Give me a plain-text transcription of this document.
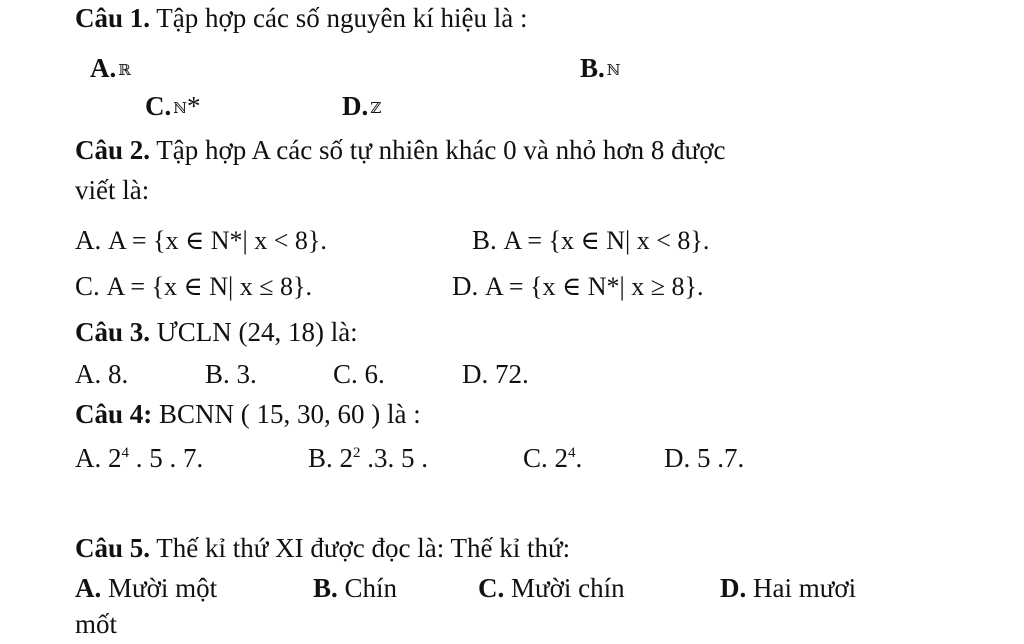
Câu 1. Tập hợp các số nguyên kí hiệu là :
A. ℝ	B. ℕ
C. ℕ*	D. ℤ
Câu 2. Tập hợp A các số tự nhiên khác 0 và nhỏ hơn 8 được
viết là:
A. A = {x ∈ N*| x < 8}.	B. A = {x ∈ N| x < 8}.
C. A = {x ∈ N| x ≤ 8}.	D. A = {x ∈ N*| x ≥ 8}.
Câu 3. ƯCLN (24, 18) là:
A. 8.	B. 3.	C. 6.	D. 72.
Câu 4: BCNN ( 15, 30, 60 ) là :
A. $2^4$ . 5 . 7.	B. $2^2$ .3. 5 .	C. $2^4$.	D. 5 .7.
Câu 5. Thế kỉ thứ XI được đọc là: Thế kỉ thứ:
A. Mười một	B. Chín	C. Mười chín	D. Hai mươi
mốt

----

→ **CHALLENGE**
With the pictures omitted, reproduce the records in full and exactly.

→ **WRITTEN SOLUTION**
Give me a plain-text transcription of this document.
Câu 1. Tập hợp các số nguyên kí hiệu là :
A. ℝ	B. ℕ
C. ℕ*	D. ℤ
Câu 2. Tập hợp A các số tự nhiên khác 0 và nhỏ hơn 8 được
viết là:
A. A = {x ∈ N*| x < 8}.	B. A = {x ∈ N| x < 8}.
C. A = {x ∈ N| x ≤ 8}.	D. A = {x ∈ N*| x ≥ 8}.
Câu 3. ƯCLN (24, 18) là:
A. 8.	B. 3.	C. 6.	D. 72.
Câu 4: BCNN ( 15, 30, 60 ) là :
A. $2^4$ . 5 . 7.	B. $2^2$ .3. 5 .	C. $2^4$.	D. 5 .7.
Câu 5. Thế kỉ thứ XI được đọc là: Thế kỉ thứ:
A. Mười một	B. Chín	C. Mười chín	D. Hai mươi
mốt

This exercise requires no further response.